# [EXERCISE]
Copy out each line of the material below that holds the string "text".

»»

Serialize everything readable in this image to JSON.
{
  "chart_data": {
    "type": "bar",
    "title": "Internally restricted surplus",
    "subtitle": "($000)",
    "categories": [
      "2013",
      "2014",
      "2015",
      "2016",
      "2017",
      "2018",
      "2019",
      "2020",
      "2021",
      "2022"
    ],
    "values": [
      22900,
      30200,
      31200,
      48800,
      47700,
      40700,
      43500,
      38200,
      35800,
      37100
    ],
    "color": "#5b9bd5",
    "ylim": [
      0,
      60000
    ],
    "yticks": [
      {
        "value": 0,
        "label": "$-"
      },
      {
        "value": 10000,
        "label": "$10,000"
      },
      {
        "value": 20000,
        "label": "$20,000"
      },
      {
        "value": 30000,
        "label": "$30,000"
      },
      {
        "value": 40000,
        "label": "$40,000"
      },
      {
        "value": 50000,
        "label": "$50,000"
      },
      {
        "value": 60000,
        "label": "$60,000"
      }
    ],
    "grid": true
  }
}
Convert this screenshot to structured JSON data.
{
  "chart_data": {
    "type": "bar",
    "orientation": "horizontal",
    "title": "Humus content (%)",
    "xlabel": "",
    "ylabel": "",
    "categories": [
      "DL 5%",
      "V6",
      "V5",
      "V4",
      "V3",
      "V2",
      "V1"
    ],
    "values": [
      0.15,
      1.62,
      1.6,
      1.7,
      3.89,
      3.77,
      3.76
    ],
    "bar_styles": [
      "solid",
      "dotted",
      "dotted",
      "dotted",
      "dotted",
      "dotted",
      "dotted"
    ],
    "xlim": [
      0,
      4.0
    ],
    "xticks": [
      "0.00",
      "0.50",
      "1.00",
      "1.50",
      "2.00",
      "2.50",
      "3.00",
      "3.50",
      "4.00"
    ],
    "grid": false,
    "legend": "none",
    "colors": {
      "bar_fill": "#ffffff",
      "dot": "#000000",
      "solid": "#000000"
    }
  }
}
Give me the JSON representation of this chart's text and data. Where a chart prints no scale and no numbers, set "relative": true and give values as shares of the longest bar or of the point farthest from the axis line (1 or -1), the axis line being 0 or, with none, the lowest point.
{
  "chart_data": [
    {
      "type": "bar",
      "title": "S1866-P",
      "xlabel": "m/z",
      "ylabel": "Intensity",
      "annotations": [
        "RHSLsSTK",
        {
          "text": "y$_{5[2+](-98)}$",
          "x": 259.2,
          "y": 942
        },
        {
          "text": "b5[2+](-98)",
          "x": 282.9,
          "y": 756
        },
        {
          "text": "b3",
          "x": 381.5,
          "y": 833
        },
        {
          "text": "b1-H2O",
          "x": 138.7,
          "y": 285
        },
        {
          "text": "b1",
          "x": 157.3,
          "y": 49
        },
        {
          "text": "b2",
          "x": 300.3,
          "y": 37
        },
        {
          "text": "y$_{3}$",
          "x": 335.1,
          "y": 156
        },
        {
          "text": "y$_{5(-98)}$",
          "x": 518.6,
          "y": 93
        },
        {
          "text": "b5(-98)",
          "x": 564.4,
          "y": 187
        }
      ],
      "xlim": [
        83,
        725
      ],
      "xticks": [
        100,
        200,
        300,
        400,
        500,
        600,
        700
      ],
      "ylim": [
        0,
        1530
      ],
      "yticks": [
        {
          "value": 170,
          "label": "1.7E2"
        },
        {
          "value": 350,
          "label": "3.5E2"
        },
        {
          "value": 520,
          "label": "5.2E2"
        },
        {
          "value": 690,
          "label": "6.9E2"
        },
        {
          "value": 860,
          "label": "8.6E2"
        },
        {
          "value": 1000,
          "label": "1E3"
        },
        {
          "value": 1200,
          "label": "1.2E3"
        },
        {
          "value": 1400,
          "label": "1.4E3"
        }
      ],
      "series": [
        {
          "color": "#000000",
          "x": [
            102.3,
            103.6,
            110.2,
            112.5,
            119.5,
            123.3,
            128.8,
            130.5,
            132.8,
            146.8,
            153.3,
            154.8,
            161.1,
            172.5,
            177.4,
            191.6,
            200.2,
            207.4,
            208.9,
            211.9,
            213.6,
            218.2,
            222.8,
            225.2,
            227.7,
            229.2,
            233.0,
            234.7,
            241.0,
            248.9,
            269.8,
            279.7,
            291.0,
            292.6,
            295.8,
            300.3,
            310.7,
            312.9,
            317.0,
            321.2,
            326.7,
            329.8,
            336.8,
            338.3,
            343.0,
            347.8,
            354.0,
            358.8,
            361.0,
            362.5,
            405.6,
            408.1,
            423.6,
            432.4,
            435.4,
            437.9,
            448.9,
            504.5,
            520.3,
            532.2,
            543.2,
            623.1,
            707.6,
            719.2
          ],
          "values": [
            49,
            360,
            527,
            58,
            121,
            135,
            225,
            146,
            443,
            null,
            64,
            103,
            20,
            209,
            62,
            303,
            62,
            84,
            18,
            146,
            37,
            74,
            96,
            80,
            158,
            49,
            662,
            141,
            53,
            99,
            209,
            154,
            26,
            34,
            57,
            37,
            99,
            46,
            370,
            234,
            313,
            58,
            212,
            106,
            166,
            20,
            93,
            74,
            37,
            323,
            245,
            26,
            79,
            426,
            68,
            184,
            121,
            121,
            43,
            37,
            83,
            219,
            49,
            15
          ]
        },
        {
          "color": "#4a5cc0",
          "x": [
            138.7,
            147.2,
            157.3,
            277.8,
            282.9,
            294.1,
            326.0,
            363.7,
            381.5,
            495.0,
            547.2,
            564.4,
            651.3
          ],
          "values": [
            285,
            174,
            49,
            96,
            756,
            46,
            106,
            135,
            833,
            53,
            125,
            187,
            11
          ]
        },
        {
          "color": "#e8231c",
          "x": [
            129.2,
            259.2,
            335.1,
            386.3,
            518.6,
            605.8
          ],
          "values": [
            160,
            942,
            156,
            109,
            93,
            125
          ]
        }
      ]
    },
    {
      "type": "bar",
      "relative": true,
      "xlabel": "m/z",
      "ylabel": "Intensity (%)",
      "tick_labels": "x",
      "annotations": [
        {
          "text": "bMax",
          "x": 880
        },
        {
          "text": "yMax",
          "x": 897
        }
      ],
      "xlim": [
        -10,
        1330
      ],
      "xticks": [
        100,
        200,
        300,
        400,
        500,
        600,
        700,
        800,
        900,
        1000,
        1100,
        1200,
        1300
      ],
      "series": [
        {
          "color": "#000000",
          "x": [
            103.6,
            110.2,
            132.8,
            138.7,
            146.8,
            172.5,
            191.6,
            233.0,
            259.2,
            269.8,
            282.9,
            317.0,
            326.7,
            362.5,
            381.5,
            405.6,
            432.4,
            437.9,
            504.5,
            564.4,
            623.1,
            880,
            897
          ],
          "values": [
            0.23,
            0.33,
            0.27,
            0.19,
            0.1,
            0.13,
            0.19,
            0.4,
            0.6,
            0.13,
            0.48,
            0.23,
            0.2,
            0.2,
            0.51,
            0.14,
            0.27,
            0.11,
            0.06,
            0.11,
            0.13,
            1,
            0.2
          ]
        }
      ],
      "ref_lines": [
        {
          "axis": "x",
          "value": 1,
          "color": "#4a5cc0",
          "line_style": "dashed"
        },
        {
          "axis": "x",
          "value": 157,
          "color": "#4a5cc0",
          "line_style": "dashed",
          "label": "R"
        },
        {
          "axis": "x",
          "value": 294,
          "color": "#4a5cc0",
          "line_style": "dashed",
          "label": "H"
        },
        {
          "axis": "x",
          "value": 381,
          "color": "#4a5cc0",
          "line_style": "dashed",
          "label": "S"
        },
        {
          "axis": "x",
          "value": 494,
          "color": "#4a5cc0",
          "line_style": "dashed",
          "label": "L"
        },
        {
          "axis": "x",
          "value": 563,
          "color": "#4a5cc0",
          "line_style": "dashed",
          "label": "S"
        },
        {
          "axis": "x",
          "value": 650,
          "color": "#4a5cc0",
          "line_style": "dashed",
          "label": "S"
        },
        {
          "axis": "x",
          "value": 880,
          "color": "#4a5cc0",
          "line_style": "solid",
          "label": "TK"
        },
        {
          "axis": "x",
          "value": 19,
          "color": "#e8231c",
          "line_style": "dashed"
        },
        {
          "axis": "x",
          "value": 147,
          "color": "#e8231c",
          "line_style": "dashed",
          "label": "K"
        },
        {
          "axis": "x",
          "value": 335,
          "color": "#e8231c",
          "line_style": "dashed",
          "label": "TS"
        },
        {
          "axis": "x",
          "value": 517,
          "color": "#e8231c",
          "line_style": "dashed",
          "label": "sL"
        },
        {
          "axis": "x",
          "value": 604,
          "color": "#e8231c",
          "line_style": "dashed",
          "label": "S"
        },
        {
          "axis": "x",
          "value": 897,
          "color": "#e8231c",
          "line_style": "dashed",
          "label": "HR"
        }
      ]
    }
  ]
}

««

# [SOLUTION TO THIS PROBLEM]
Give me the JSON representation of this chart's text and data. Where a chart prints no scale and no numbers, set "relative": true and give values as shares of the longest bar or of the point farthest from the axis line (1 or -1), the axis line being 0 or, with none, the lowest point.
          "text": "y$_{5[2+](-98)}$",
          "text": "b5[2+](-98)",
          "text": "b3",
          "text": "b1-H2O",
          "text": "b1",
          "text": "b2",
          "text": "y$_{3}$",
          "text": "y$_{5(-98)}$",
          "text": "b5(-98)",
          "text": "bMax",
          "text": "yMax",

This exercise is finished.